───── Extracted entries ─────
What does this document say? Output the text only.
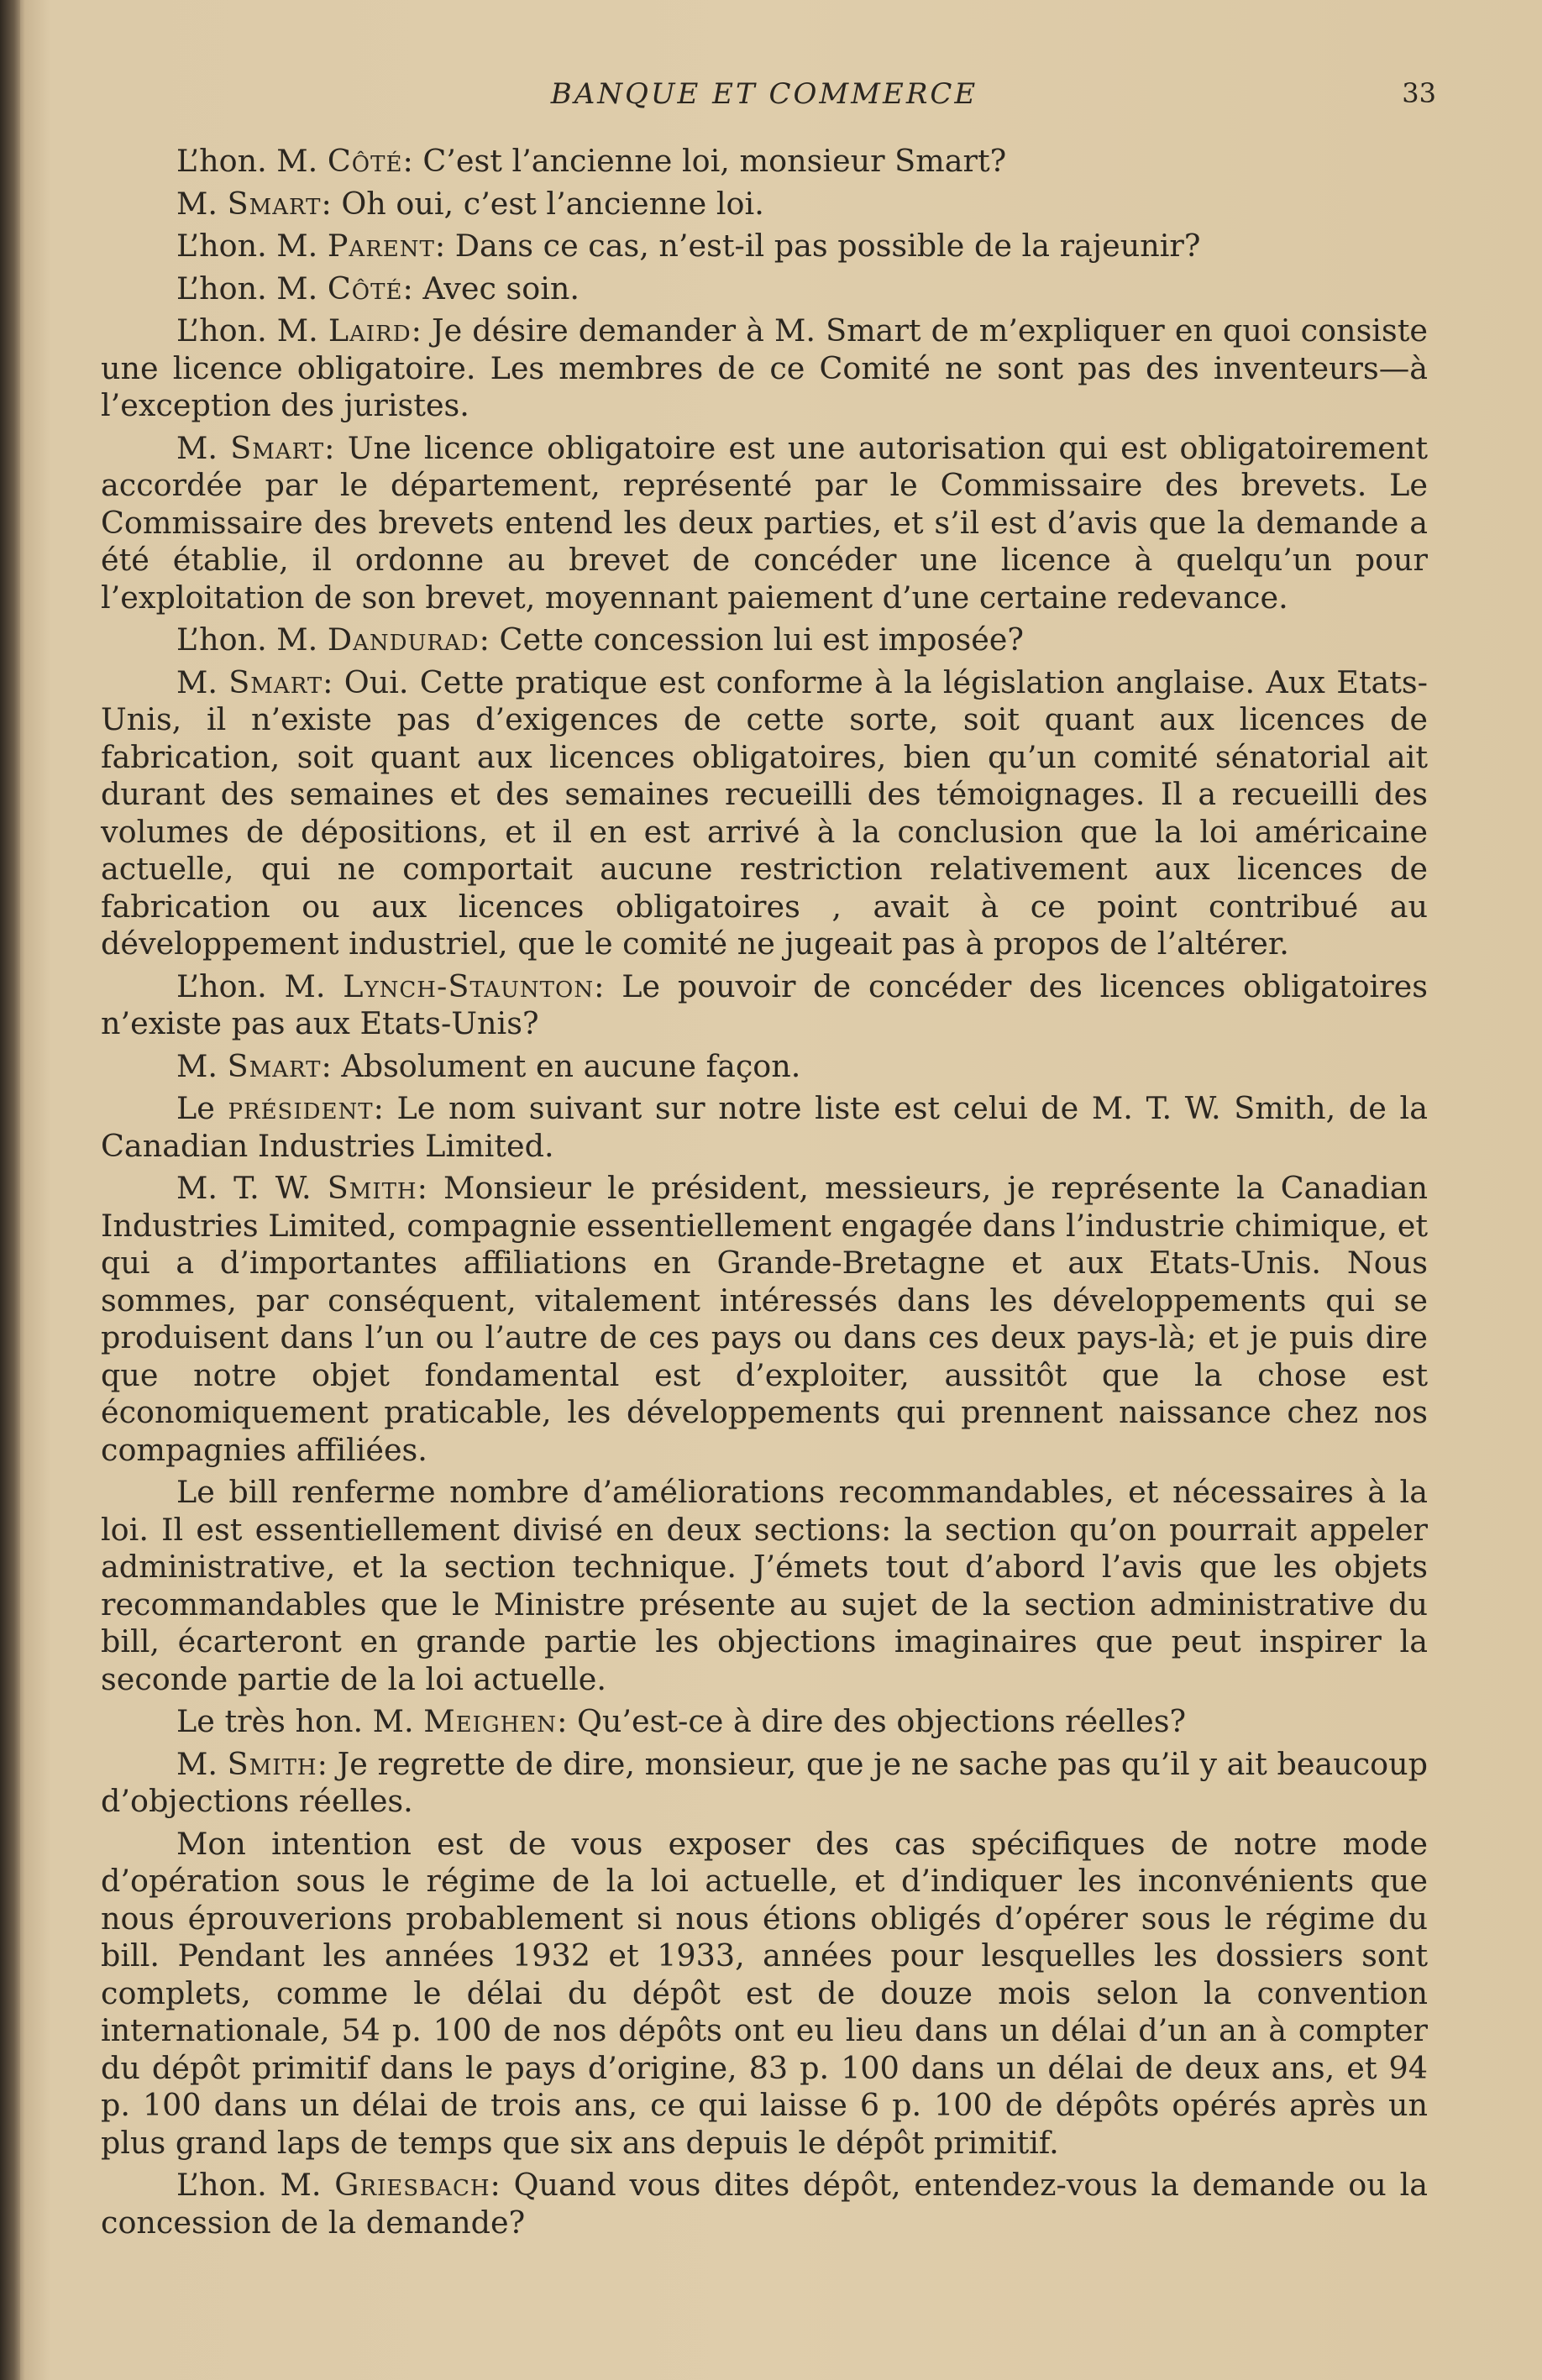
BANQUE ET COMMERCE	33

L’hon. M. Côté: C’est l’ancienne loi, monsieur Smart?

M. Smart: Oh oui, c’est l’ancienne loi.

L’hon. M. Parent: Dans ce cas, n’est-il pas possible de la rajeunir?

L’hon. M. Côté: Avec soin.

L’hon. M. Laird: Je désire demander à M. Smart de m’expliquer en quoi consiste une licence obligatoire. Les membres de ce Comité ne sont pas des inventeurs—à l’exception des juristes.

M. Smart: Une licence obligatoire est une autorisation qui est obligatoirement accordée par le département, représenté par le Commissaire des brevets. Le Commissaire des brevets entend les deux parties, et s’il est d’avis que la demande a été établie, il ordonne au brevet de concéder une licence à quelqu’un pour l’exploitation de son brevet, moyennant paiement d’une certaine redevance.

L’hon. M. Dandurad: Cette concession lui est imposée?

M. Smart: Oui. Cette pratique est conforme à la législation anglaise. Aux Etats-Unis, il n’existe pas d’exigences de cette sorte, soit quant aux licences de fabrication, soit quant aux licences obligatoires, bien qu’un comité sénatorial ait durant des semaines et des semaines recueilli des témoignages. Il a recueilli des volumes de dépositions, et il en est arrivé à la conclusion que la loi américaine actuelle, qui ne comportait aucune restriction relativement aux licences de fabrication ou aux licences obligatoires , avait à ce point contribué au développement industriel, que le comité ne jugeait pas à propos de l’altérer.

L’hon. M. Lynch-Staunton: Le pouvoir de concéder des licences obligatoires n’existe pas aux Etats-Unis?

M. Smart: Absolument en aucune façon.

Le président: Le nom suivant sur notre liste est celui de M. T. W. Smith, de la Canadian Industries Limited.

M. T. W. Smith: Monsieur le président, messieurs, je représente la Canadian Industries Limited, compagnie essentiellement engagée dans l’industrie chimique, et qui a d’importantes affiliations en Grande-Bretagne et aux Etats-Unis. Nous sommes, par conséquent, vitalement intéressés dans les développements qui se produisent dans l’un ou l’autre de ces pays ou dans ces deux pays-là; et je puis dire que notre objet fondamental est d’exploiter, aussitôt que la chose est économiquement praticable, les développements qui prennent naissance chez nos compagnies affiliées.

Le bill renferme nombre d’améliorations recommandables, et nécessaires à la loi. Il est essentiellement divisé en deux sections: la section qu’on pourrait appeler administrative, et la section technique. J’émets tout d’abord l’avis que les objets recommandables que le Ministre présente au sujet de la section administrative du bill, écarteront en grande partie les objections imaginaires que peut inspirer la seconde partie de la loi actuelle.

Le très hon. M. Meighen: Qu’est-ce à dire des objections réelles?

M. Smith: Je regrette de dire, monsieur, que je ne sache pas qu’il y ait beaucoup d’objections réelles.

Mon intention est de vous exposer des cas spécifiques de notre mode d’opération sous le régime de la loi actuelle, et d’indiquer les inconvénients que nous éprouverions probablement si nous étions obligés d’opérer sous le régime du bill. Pendant les années 1932 et 1933, années pour lesquelles les dossiers sont complets, comme le délai du dépôt est de douze mois selon la convention internationale, 54 p. 100 de nos dépôts ont eu lieu dans un délai d’un an à compter du dépôt primitif dans le pays d’origine, 83 p. 100 dans un délai de deux ans, et 94 p. 100 dans un délai de trois ans, ce qui laisse 6 p. 100 de dépôts opérés après un plus grand laps de temps que six ans depuis le dépôt primitif.

L’hon. M. Griesbach: Quand vous dites dépôt, entendez-vous la demande ou la concession de la demande?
─────
◆ **Directive**
Go through the material above and copy each line that has the word "Côté".

◆ **Expected answer**
L’hon. M. Côté: C’est l’ancienne loi, monsieur Smart?
L’hon. M. Côté: Avec soin.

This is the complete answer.